* _What the exercise asks_
Copy each line with the word "социальных" in it.

* _Records shown_
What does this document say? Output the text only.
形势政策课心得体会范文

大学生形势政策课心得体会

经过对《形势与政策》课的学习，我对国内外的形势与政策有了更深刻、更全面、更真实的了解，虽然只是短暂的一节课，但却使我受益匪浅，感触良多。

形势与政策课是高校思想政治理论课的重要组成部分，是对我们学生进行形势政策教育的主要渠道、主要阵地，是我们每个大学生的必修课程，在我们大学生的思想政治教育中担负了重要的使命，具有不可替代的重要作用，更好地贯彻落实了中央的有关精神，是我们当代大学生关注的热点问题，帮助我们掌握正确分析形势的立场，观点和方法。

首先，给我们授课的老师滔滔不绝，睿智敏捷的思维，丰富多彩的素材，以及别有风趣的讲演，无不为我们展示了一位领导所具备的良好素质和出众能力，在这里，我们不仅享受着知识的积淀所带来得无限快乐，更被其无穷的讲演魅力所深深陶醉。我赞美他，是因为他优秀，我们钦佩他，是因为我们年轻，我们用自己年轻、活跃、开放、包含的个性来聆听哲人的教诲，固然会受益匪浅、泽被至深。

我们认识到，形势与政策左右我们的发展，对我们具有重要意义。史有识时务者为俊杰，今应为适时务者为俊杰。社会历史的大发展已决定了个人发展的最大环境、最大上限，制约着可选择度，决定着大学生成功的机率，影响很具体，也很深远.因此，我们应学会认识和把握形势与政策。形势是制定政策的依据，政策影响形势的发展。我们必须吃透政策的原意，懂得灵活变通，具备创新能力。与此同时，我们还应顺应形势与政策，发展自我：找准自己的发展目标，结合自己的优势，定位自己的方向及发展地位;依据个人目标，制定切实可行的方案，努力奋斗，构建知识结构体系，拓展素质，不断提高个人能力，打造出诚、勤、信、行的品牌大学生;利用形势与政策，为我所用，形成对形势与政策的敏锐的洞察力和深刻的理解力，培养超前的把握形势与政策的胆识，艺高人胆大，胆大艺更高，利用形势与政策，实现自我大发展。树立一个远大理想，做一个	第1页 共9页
---
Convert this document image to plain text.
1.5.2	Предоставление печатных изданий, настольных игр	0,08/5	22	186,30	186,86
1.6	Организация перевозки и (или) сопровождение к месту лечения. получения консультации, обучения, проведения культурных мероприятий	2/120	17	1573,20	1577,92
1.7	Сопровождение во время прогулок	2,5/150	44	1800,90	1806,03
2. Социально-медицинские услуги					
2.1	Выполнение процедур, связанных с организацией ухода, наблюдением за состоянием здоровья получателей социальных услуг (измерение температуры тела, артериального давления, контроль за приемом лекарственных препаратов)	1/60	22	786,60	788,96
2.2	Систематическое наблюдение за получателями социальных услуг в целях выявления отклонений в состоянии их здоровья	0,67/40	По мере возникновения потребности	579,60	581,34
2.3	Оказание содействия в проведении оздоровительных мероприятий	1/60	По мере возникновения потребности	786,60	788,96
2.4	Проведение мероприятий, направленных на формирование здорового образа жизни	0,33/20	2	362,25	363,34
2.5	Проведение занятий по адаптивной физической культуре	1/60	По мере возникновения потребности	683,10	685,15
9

* _Exercise answer_
2.1	Выполнение процедур, связанных с организацией ухода, наблюдением за состоянием здоровья получателей социальных услуг (измерение температуры тела, артериального давления, контроль за приемом лекарственных препаратов)	1/60	22	786,60	788,96
2.2	Систематическое наблюдение за получателями социальных услуг в целях выявления отклонений в состоянии их здоровья	0,67/40	По мере возникновения потребности	579,60	581,34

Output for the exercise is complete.